Return the entries below in their exact form, leaving the pictures out.

Data entries for graphics
════════════════════

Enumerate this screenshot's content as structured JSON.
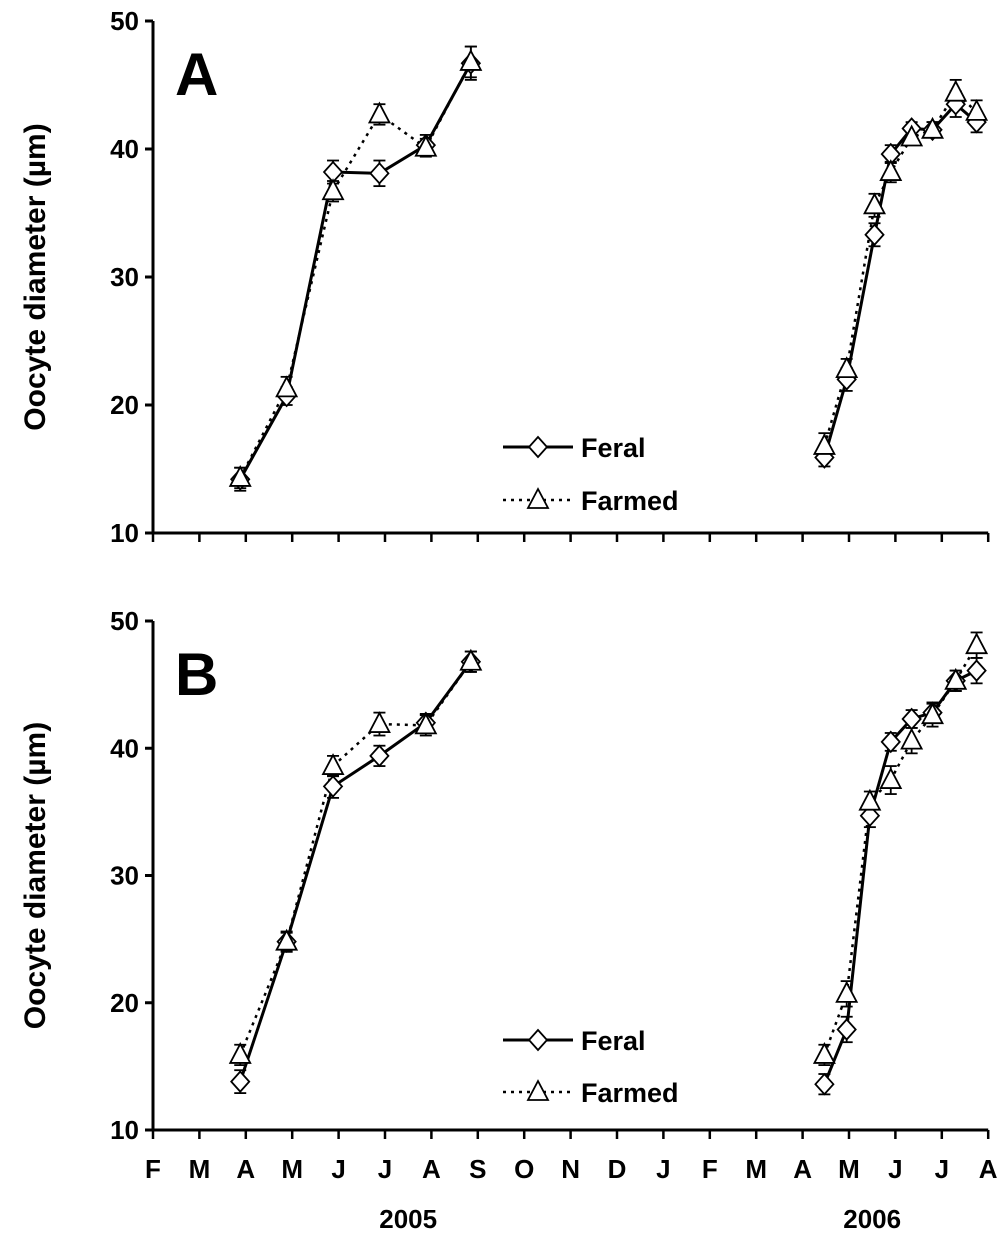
{
  "chart_data": [
    {
      "type": "line",
      "panel": "A",
      "ylabel": "Oocyte diameter (µm)",
      "ylim": [
        10,
        50
      ],
      "yticks": [
        "10",
        "20",
        "30",
        "40",
        "50"
      ],
      "month_labels": [
        "F",
        "M",
        "A",
        "M",
        "J",
        "J",
        "A",
        "S",
        "O",
        "N",
        "D",
        "J",
        "F",
        "M",
        "A",
        "M",
        "J",
        "J",
        "A"
      ],
      "year_labels": [
        {
          "label": "2005",
          "month_index": 5.5
        },
        {
          "label": "2006",
          "month_index": 15.5
        }
      ],
      "legend": {
        "placement": "center-bottom",
        "entries": [
          "Feral",
          "Farmed"
        ]
      },
      "series": [
        {
          "name": "Feral",
          "style": "solid",
          "marker": "diamond",
          "segments": [
            [
              [
                1.88,
                14.2
              ],
              [
                2.88,
                20.7
              ],
              [
                3.88,
                38.2
              ],
              [
                4.88,
                38.1
              ],
              [
                5.88,
                40.3
              ],
              [
                6.85,
                46.7
              ]
            ],
            [
              [
                14.47,
                15.9
              ],
              [
                14.95,
                22.0
              ],
              [
                15.55,
                33.3
              ],
              [
                15.9,
                39.6
              ],
              [
                16.35,
                41.6
              ],
              [
                16.8,
                41.5
              ],
              [
                17.3,
                43.5
              ],
              [
                17.75,
                42.1
              ]
            ]
          ],
          "errors": [
            [
              0.9,
              0.7,
              0.9,
              1.0,
              0.8,
              1.3
            ],
            [
              0.7,
              0.9,
              0.9,
              0.7,
              0.5,
              0.6,
              1.0,
              0.8
            ]
          ]
        },
        {
          "name": "Farmed",
          "style": "dotted",
          "marker": "triangle",
          "segments": [
            [
              [
                1.88,
                14.3
              ],
              [
                2.88,
                21.3
              ],
              [
                3.88,
                36.7
              ],
              [
                4.88,
                42.7
              ],
              [
                5.88,
                40.1
              ],
              [
                6.85,
                46.8
              ]
            ],
            [
              [
                14.47,
                16.8
              ],
              [
                14.95,
                22.8
              ],
              [
                15.55,
                35.6
              ],
              [
                15.9,
                38.2
              ],
              [
                16.35,
                40.9
              ],
              [
                16.8,
                41.5
              ],
              [
                17.3,
                44.4
              ],
              [
                17.75,
                42.9
              ]
            ]
          ],
          "errors": [
            [
              0.8,
              0.9,
              0.8,
              0.8,
              0.7,
              1.2
            ],
            [
              1.0,
              0.8,
              0.9,
              0.8,
              0.6,
              0.6,
              1.0,
              0.9
            ]
          ]
        }
      ]
    },
    {
      "type": "line",
      "panel": "B",
      "ylabel": "Oocyte diameter (µm)",
      "ylim": [
        10,
        50
      ],
      "yticks": [
        "10",
        "20",
        "30",
        "40",
        "50"
      ],
      "month_labels": [
        "F",
        "M",
        "A",
        "M",
        "J",
        "J",
        "A",
        "S",
        "O",
        "N",
        "D",
        "J",
        "F",
        "M",
        "A",
        "M",
        "J",
        "J",
        "A"
      ],
      "year_labels": [
        {
          "label": "2005",
          "month_index": 5.5
        },
        {
          "label": "2006",
          "month_index": 15.5
        }
      ],
      "legend": {
        "placement": "center-bottom",
        "entries": [
          "Feral",
          "Farmed"
        ]
      },
      "series": [
        {
          "name": "Feral",
          "style": "solid",
          "marker": "diamond",
          "segments": [
            [
              [
                1.88,
                13.8
              ],
              [
                2.88,
                24.8
              ],
              [
                3.88,
                37.0
              ],
              [
                4.88,
                39.4
              ],
              [
                5.88,
                42.0
              ],
              [
                6.85,
                46.8
              ]
            ],
            [
              [
                14.47,
                13.6
              ],
              [
                14.95,
                17.9
              ],
              [
                15.45,
                34.7
              ],
              [
                15.9,
                40.5
              ],
              [
                16.35,
                42.3
              ],
              [
                16.8,
                42.8
              ],
              [
                17.3,
                45.3
              ],
              [
                17.75,
                46.1
              ]
            ]
          ],
          "errors": [
            [
              0.9,
              0.7,
              0.9,
              0.8,
              0.7,
              0.8
            ],
            [
              0.8,
              1.0,
              0.9,
              0.7,
              0.7,
              0.8,
              0.8,
              1.0
            ]
          ]
        },
        {
          "name": "Farmed",
          "style": "dotted",
          "marker": "triangle",
          "segments": [
            [
              [
                1.88,
                15.9
              ],
              [
                2.88,
                24.8
              ],
              [
                3.88,
                38.6
              ],
              [
                4.88,
                41.9
              ],
              [
                5.88,
                41.8
              ],
              [
                6.85,
                46.8
              ]
            ],
            [
              [
                14.47,
                15.9
              ],
              [
                14.95,
                20.7
              ],
              [
                15.45,
                35.8
              ],
              [
                15.9,
                37.5
              ],
              [
                16.35,
                40.6
              ],
              [
                16.8,
                42.6
              ],
              [
                17.3,
                45.3
              ],
              [
                17.75,
                48.1
              ]
            ]
          ],
          "errors": [
            [
              0.8,
              0.8,
              0.8,
              0.9,
              0.8,
              0.8
            ],
            [
              0.8,
              1.0,
              0.8,
              1.1,
              1.0,
              0.9,
              0.8,
              1.0
            ]
          ]
        }
      ]
    }
  ]
}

════════════════════

_Worked answer_:
Enumerate this screenshot's content as structured JSON.
{
  "chart_data": [
    {
      "type": "line",
      "panel": "A",
      "ylabel": "Oocyte diameter (µm)",
      "ylim": [
        10,
        50
      ],
      "yticks": [
        "10",
        "20",
        "30",
        "40",
        "50"
      ],
      "month_labels": [
        "F",
        "M",
        "A",
        "M",
        "J",
        "J",
        "A",
        "S",
        "O",
        "N",
        "D",
        "J",
        "F",
        "M",
        "A",
        "M",
        "J",
        "J",
        "A"
      ],
      "year_labels": [
        {
          "label": "2005",
          "month_index": 5.5
        },
        {
          "label": "2006",
          "month_index": 15.5
        }
      ],
      "legend": {
        "placement": "center-bottom",
        "entries": [
          "Feral",
          "Farmed"
        ]
      },
      "series": [
        {
          "name": "Feral",
          "style": "solid",
          "marker": "diamond",
          "segments": [
            [
              [
                1.88,
                14.2
              ],
              [
                2.88,
                20.7
              ],
              [
                3.88,
                38.2
              ],
              [
                4.88,
                38.1
              ],
              [
                5.88,
                40.3
              ],
              [
                6.85,
                46.7
              ]
            ],
            [
              [
                14.47,
                15.9
              ],
              [
                14.95,
                22.0
              ],
              [
                15.55,
                33.3
              ],
              [
                15.9,
                39.6
              ],
              [
                16.35,
                41.6
              ],
              [
                16.8,
                41.5
              ],
              [
                17.3,
                43.5
              ],
              [
                17.75,
                42.1
              ]
            ]
          ],
          "errors": [
            [
              0.9,
              0.7,
              0.9,
              1.0,
              0.8,
              1.3
            ],
            [
              0.7,
              0.9,
              0.9,
              0.7,
              0.5,
              0.6,
              1.0,
              0.8
            ]
          ]
        },
        {
          "name": "Farmed",
          "style": "dotted",
          "marker": "triangle",
          "segments": [
            [
              [
                1.88,
                14.3
              ],
              [
                2.88,
                21.3
              ],
              [
                3.88,
                36.7
              ],
              [
                4.88,
                42.7
              ],
              [
                5.88,
                40.1
              ],
              [
                6.85,
                46.8
              ]
            ],
            [
              [
                14.47,
                16.8
              ],
              [
                14.95,
                22.8
              ],
              [
                15.55,
                35.6
              ],
              [
                15.9,
                38.2
              ],
              [
                16.35,
                40.9
              ],
              [
                16.8,
                41.5
              ],
              [
                17.3,
                44.4
              ],
              [
                17.75,
                42.9
              ]
            ]
          ],
          "errors": [
            [
              0.8,
              0.9,
              0.8,
              0.8,
              0.7,
              1.2
            ],
            [
              1.0,
              0.8,
              0.9,
              0.8,
              0.6,
              0.6,
              1.0,
              0.9
            ]
          ]
        }
      ]
    },
    {
      "type": "line",
      "panel": "B",
      "ylabel": "Oocyte diameter (µm)",
      "ylim": [
        10,
        50
      ],
      "yticks": [
        "10",
        "20",
        "30",
        "40",
        "50"
      ],
      "month_labels": [
        "F",
        "M",
        "A",
        "M",
        "J",
        "J",
        "A",
        "S",
        "O",
        "N",
        "D",
        "J",
        "F",
        "M",
        "A",
        "M",
        "J",
        "J",
        "A"
      ],
      "year_labels": [
        {
          "label": "2005",
          "month_index": 5.5
        },
        {
          "label": "2006",
          "month_index": 15.5
        }
      ],
      "legend": {
        "placement": "center-bottom",
        "entries": [
          "Feral",
          "Farmed"
        ]
      },
      "series": [
        {
          "name": "Feral",
          "style": "solid",
          "marker": "diamond",
          "segments": [
            [
              [
                1.88,
                13.8
              ],
              [
                2.88,
                24.8
              ],
              [
                3.88,
                37.0
              ],
              [
                4.88,
                39.4
              ],
              [
                5.88,
                42.0
              ],
              [
                6.85,
                46.8
              ]
            ],
            [
              [
                14.47,
                13.6
              ],
              [
                14.95,
                17.9
              ],
              [
                15.45,
                34.7
              ],
              [
                15.9,
                40.5
              ],
              [
                16.35,
                42.3
              ],
              [
                16.8,
                42.8
              ],
              [
                17.3,
                45.3
              ],
              [
                17.75,
                46.1
              ]
            ]
          ],
          "errors": [
            [
              0.9,
              0.7,
              0.9,
              0.8,
              0.7,
              0.8
            ],
            [
              0.8,
              1.0,
              0.9,
              0.7,
              0.7,
              0.8,
              0.8,
              1.0
            ]
          ]
        },
        {
          "name": "Farmed",
          "style": "dotted",
          "marker": "triangle",
          "segments": [
            [
              [
                1.88,
                15.9
              ],
              [
                2.88,
                24.8
              ],
              [
                3.88,
                38.6
              ],
              [
                4.88,
                41.9
              ],
              [
                5.88,
                41.8
              ],
              [
                6.85,
                46.8
              ]
            ],
            [
              [
                14.47,
                15.9
              ],
              [
                14.95,
                20.7
              ],
              [
                15.45,
                35.8
              ],
              [
                15.9,
                37.5
              ],
              [
                16.35,
                40.6
              ],
              [
                16.8,
                42.6
              ],
              [
                17.3,
                45.3
              ],
              [
                17.75,
                48.1
              ]
            ]
          ],
          "errors": [
            [
              0.8,
              0.8,
              0.8,
              0.9,
              0.8,
              0.8
            ],
            [
              0.8,
              1.0,
              0.8,
              1.1,
              1.0,
              0.9,
              0.8,
              1.0
            ]
          ]
        }
      ]
    }
  ]
}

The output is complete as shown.